Starting at the line containing "x-axis-title: Time [min]" and ending after the line containing "x-tick-label: 40 [917, 875, 947, 905]", rewrite those lines with "tide-tick-label" replaced by "tide-axis-tick" and nothing else changed.

[start of Records for this task]

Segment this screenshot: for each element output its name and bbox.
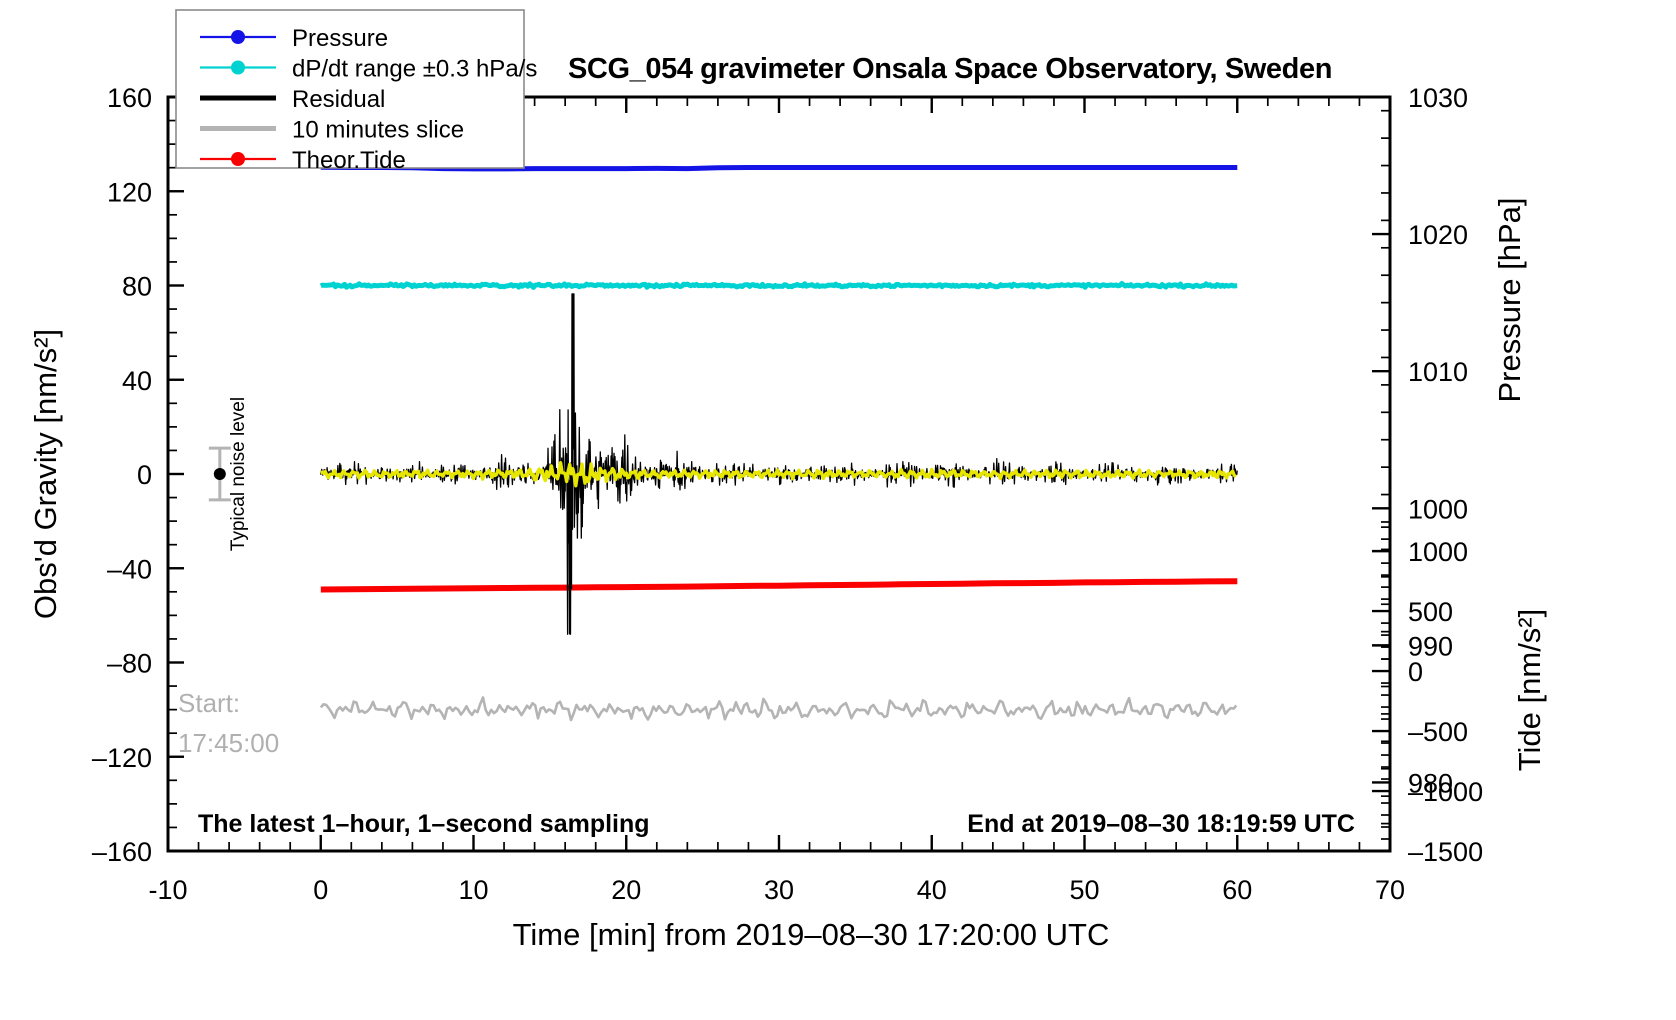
x-axis-title: Time [min] from 2019–08–30 17:20:00 UTC [513, 917, 1110, 952]
y-tick-label: –160 [92, 837, 152, 867]
y-axis-title: Obs'd Gravity [nm/s²] [28, 329, 63, 619]
y-tick-label: –40 [107, 554, 152, 584]
footer-right-label: End at 2019–08–30 18:19:59 UTC [967, 810, 1355, 838]
legend-label-0: Pressure [292, 25, 388, 52]
tide-tick-label: –1000 [1408, 777, 1483, 807]
start-label-line2: 17:45:00 [178, 728, 279, 758]
pressure-tick-label: 1000 [1408, 494, 1468, 524]
pressure-tick-label: 1030 [1408, 83, 1468, 113]
y-tick-label: 40 [122, 366, 152, 396]
pressure-tick-label: 1010 [1408, 357, 1468, 387]
tide-tick-label: –1500 [1408, 837, 1483, 867]
typical-noise-level-label: Typical noise level [228, 397, 249, 551]
pressure-tick-label: 980 [1408, 768, 1453, 798]
y-tick-label: –120 [92, 743, 152, 773]
series-dpdt [319, 281, 1238, 290]
tide-tick-label: 0 [1408, 657, 1423, 687]
x-tick-label: -10 [148, 875, 187, 905]
pressure-tick-label: 1020 [1408, 220, 1468, 250]
y-tick-label: 160 [107, 83, 152, 113]
series-10min-slice [319, 696, 1238, 722]
series-theor-tide [320, 578, 1238, 593]
tide-tick-label: –500 [1408, 717, 1468, 747]
legend-label-1: dP/dt range ±0.3 hPa/s [292, 56, 537, 83]
pressure-tick-label: 990 [1408, 631, 1453, 661]
x-tick-label: 30 [764, 875, 794, 905]
x-tick-label: 0 [313, 875, 328, 905]
y-tick-label: 0 [137, 460, 152, 490]
y-tick-label: –80 [107, 649, 152, 679]
start-label-line1: Start: [178, 688, 240, 718]
chart-title: SCG_054 gravimeter Onsala Space Observat… [568, 53, 1332, 85]
series-pressure [320, 164, 1238, 172]
x-tick-label: 60 [1222, 875, 1252, 905]
y-tick-label: 120 [107, 177, 152, 207]
noise-center-dot [213, 468, 226, 480]
x-tick-label: 70 [1375, 875, 1405, 905]
tide-axis-title: Tide [nm/s²] [1512, 609, 1547, 772]
tide-tick-label: 500 [1408, 597, 1453, 627]
legend-label-2: Residual [292, 86, 385, 113]
plot-frame [166, 95, 1392, 853]
x-tick-label: 50 [1069, 875, 1099, 905]
series-filtered-residual [320, 461, 1237, 488]
x-tick-label: 10 [458, 875, 488, 905]
y-tick-label: 80 [122, 272, 152, 302]
x-tick-label: 20 [611, 875, 641, 905]
legend-marker-1 [231, 60, 245, 75]
x-tick-label: 40 [917, 875, 947, 905]
legend-label-4: Theor.Tide [292, 147, 406, 174]
pressure-axis-title: Pressure [hPa] [1492, 197, 1527, 402]
legend-marker-4 [231, 152, 245, 166]
legend-label-3: 10 minutes slice [292, 117, 464, 144]
tide-tick-label: 1000 [1408, 537, 1468, 567]
legend-marker-0 [231, 30, 245, 44]
footer-left-label: The latest 1–hour, 1–second sampling [198, 810, 650, 838]
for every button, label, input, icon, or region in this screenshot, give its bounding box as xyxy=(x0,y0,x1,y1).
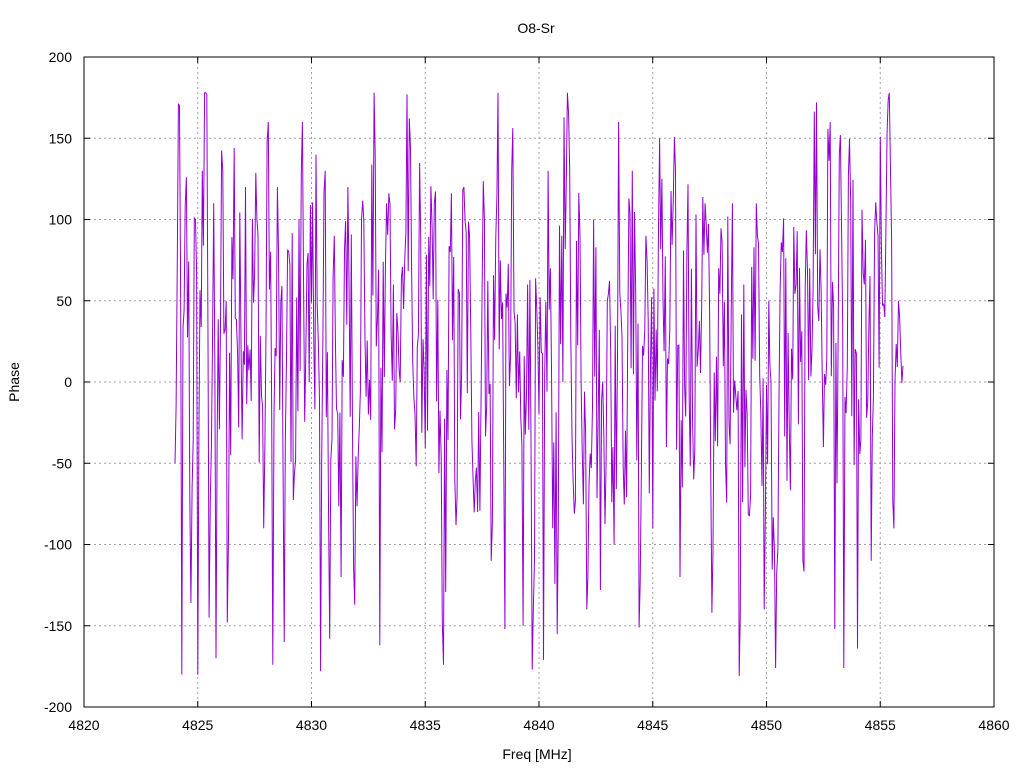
phase-series-line xyxy=(174,92,904,677)
chart-title: O8-Sr xyxy=(517,20,555,36)
x-tick-label: 4845 xyxy=(637,717,668,733)
y-tick-label: 200 xyxy=(49,49,73,65)
y-tick-label: 150 xyxy=(49,130,73,146)
series-group xyxy=(174,92,904,677)
y-tick-label: 50 xyxy=(56,293,72,309)
y-tick-label: -50 xyxy=(52,455,72,471)
y-axis-label: Phase xyxy=(6,362,22,402)
x-tick-label: 4820 xyxy=(68,717,99,733)
y-tick-label: 100 xyxy=(49,212,73,228)
y-axis-ticks: -200 -150 -100 -50 0 50 100 150 200 xyxy=(44,49,994,715)
y-tick-label: -200 xyxy=(44,699,72,715)
x-axis-ticks: 4820 4825 4830 4835 4840 4845 4850 4855 4860 xyxy=(68,57,1010,733)
x-axis-label: Freq [MHz] xyxy=(502,746,571,762)
y-tick-label: -150 xyxy=(44,618,72,634)
x-tick-label: 4830 xyxy=(296,717,327,733)
y-tick-label: 0 xyxy=(64,374,72,390)
y-tick-label: -100 xyxy=(44,537,72,553)
x-tick-label: 4835 xyxy=(410,717,441,733)
x-tick-label: 4825 xyxy=(182,717,213,733)
x-tick-label: 4855 xyxy=(865,717,896,733)
x-tick-label: 4850 xyxy=(751,717,782,733)
x-tick-label: 4840 xyxy=(523,717,554,733)
x-tick-label: 4860 xyxy=(978,717,1009,733)
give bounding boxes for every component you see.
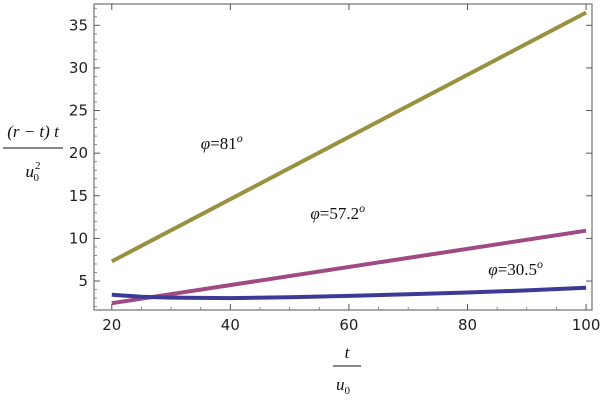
x-axis-label-den-sub: 0 <box>345 385 351 397</box>
x-axis-label-numerator: t <box>345 343 351 362</box>
x-tick-label: 100 <box>572 316 600 334</box>
plot-frame <box>93 3 593 311</box>
y-tick-label: 20 <box>69 144 88 162</box>
series-annotation-1: φ=81o <box>201 131 243 153</box>
x-axis-label-denominator: u0 <box>336 375 351 397</box>
x-axis-label: t u0 <box>333 343 361 397</box>
series-annotation-2: φ=57.2o <box>310 201 365 223</box>
y-tick-label: 10 <box>69 229 88 247</box>
x-tick-label: 20 <box>102 316 121 334</box>
x-tick-label: 60 <box>339 316 358 334</box>
y-axis-label-denominator: u2 0 <box>26 160 41 184</box>
y-tick-label: 30 <box>69 59 88 77</box>
y-tick-label: 35 <box>69 16 88 34</box>
y-tick-label: 5 <box>78 272 88 290</box>
y-axis-label-numerator: (r − t) t <box>7 122 60 141</box>
y-tick-label: 15 <box>69 187 88 205</box>
series-annotation-3: φ=30.5o <box>488 257 543 279</box>
series-line-1 <box>110 10 588 264</box>
series-line-2 <box>111 228 587 306</box>
y-axis-label-den-sup: 2 <box>35 160 41 172</box>
series-line-3 <box>111 285 587 301</box>
x-axis-label-den-var: u <box>336 375 345 394</box>
x-tick-label: 40 <box>221 316 240 334</box>
y-axis-label-den-var: u <box>26 162 35 181</box>
x-tick-label: 80 <box>458 316 477 334</box>
y-tick-label: 25 <box>69 102 88 120</box>
y-axis-label-den-sub: 0 <box>34 172 40 184</box>
y-axis-label: (r − t) t u2 0 <box>3 122 63 184</box>
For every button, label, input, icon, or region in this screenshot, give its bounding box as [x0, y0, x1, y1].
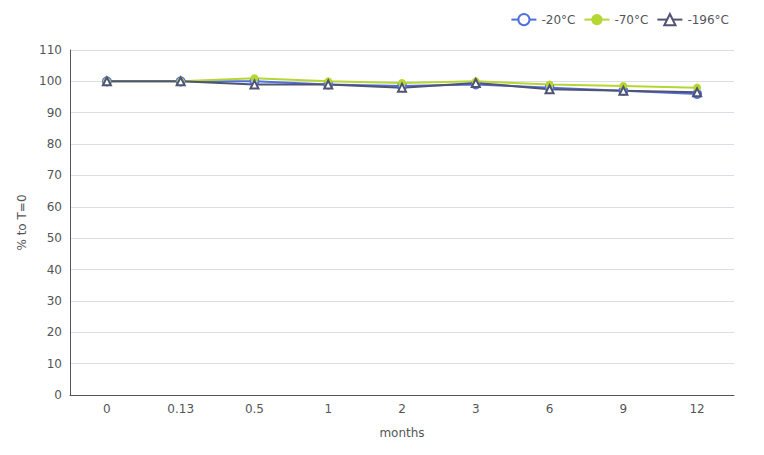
svg-text:70: 70 — [47, 168, 62, 182]
svg-text:months: months — [379, 426, 424, 440]
svg-text:80: 80 — [47, 137, 62, 151]
svg-text:3: 3 — [472, 402, 480, 416]
svg-text:10: 10 — [47, 357, 62, 371]
svg-text:0.13: 0.13 — [167, 402, 194, 416]
svg-text:30: 30 — [47, 294, 62, 308]
svg-text:90: 90 — [47, 106, 62, 120]
svg-text:40: 40 — [47, 263, 62, 277]
svg-text:% to T=0: % to T=0 — [15, 194, 29, 250]
svg-text:110: 110 — [39, 43, 62, 57]
svg-text:6: 6 — [546, 402, 554, 416]
svg-text:-70°C: -70°C — [614, 13, 648, 27]
svg-text:-196°C: -196°C — [687, 13, 729, 27]
svg-text:60: 60 — [47, 200, 62, 214]
svg-text:-20°C: -20°C — [541, 13, 575, 27]
svg-text:0.5: 0.5 — [245, 402, 264, 416]
svg-text:0: 0 — [54, 388, 62, 402]
svg-text:0: 0 — [103, 402, 111, 416]
svg-text:100: 100 — [39, 74, 62, 88]
svg-text:2: 2 — [398, 402, 406, 416]
svg-text:12: 12 — [689, 402, 704, 416]
svg-text:1: 1 — [324, 402, 332, 416]
svg-text:50: 50 — [47, 231, 62, 245]
svg-text:9: 9 — [620, 402, 628, 416]
svg-text:20: 20 — [47, 325, 62, 339]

[end of Records for this task]

**Full output:**
x-axis-title: Time [min] from 2019–08–30 17:20:00 UTC [513, 917, 1110, 952]
y-tick-label: –160 [92, 837, 152, 867]
y-axis-title: Obs'd Gravity [nm/s²] [28, 329, 63, 619]
y-tick-label: –40 [107, 554, 152, 584]
footer-right-label: End at 2019–08–30 18:19:59 UTC [967, 810, 1355, 838]
legend-label-0: Pressure [292, 25, 388, 52]
tide-axis-tick: –1000 [1408, 777, 1483, 807]
start-label-line2: 17:45:00 [178, 728, 279, 758]
pressure-tick-label: 1000 [1408, 494, 1468, 524]
pressure-tick-label: 1030 [1408, 83, 1468, 113]
y-tick-label: 40 [122, 366, 152, 396]
pressure-tick-label: 1010 [1408, 357, 1468, 387]
tide-axis-tick: –1500 [1408, 837, 1483, 867]
typical-noise-level-label: Typical noise level [228, 397, 249, 551]
pressure-tick-label: 980 [1408, 768, 1453, 798]
y-tick-label: –120 [92, 743, 152, 773]
series-dpdt [319, 281, 1238, 290]
tide-axis-tick: 0 [1408, 657, 1423, 687]
x-tick-label: -10 [148, 875, 187, 905]
pressure-tick-label: 1020 [1408, 220, 1468, 250]
y-tick-label: 160 [107, 83, 152, 113]
series-10min-slice [319, 696, 1238, 722]
series-theor-tide [320, 578, 1238, 593]
tide-axis-tick: –500 [1408, 717, 1468, 747]
legend-label-1: dP/dt range ±0.3 hPa/s [292, 56, 537, 83]
pressure-tick-label: 990 [1408, 631, 1453, 661]
x-tick-label: 30 [764, 875, 794, 905]
x-tick-label: 0 [313, 875, 328, 905]
y-tick-label: 0 [137, 460, 152, 490]
y-tick-label: –80 [107, 649, 152, 679]
start-label-line1: Start: [178, 688, 240, 718]
chart-title: SCG_054 gravimeter Onsala Space Observat… [568, 53, 1332, 85]
series-pressure [320, 164, 1238, 172]
x-tick-label: 60 [1222, 875, 1252, 905]
y-tick-label: 120 [107, 177, 152, 207]
noise-center-dot [213, 468, 226, 480]
x-tick-label: 70 [1375, 875, 1405, 905]
tide-axis-title: Tide [nm/s²] [1512, 609, 1547, 772]
tide-axis-tick: 500 [1408, 597, 1453, 627]
legend-label-2: Residual [292, 86, 385, 113]
plot-frame [166, 95, 1392, 853]
x-tick-label: 50 [1069, 875, 1099, 905]
series-filtered-residual [320, 461, 1237, 488]
x-tick-label: 10 [458, 875, 488, 905]
y-tick-label: 80 [122, 272, 152, 302]
x-tick-label: 20 [611, 875, 641, 905]
legend-marker-1 [231, 60, 245, 75]
x-tick-label: 40 [917, 875, 947, 905]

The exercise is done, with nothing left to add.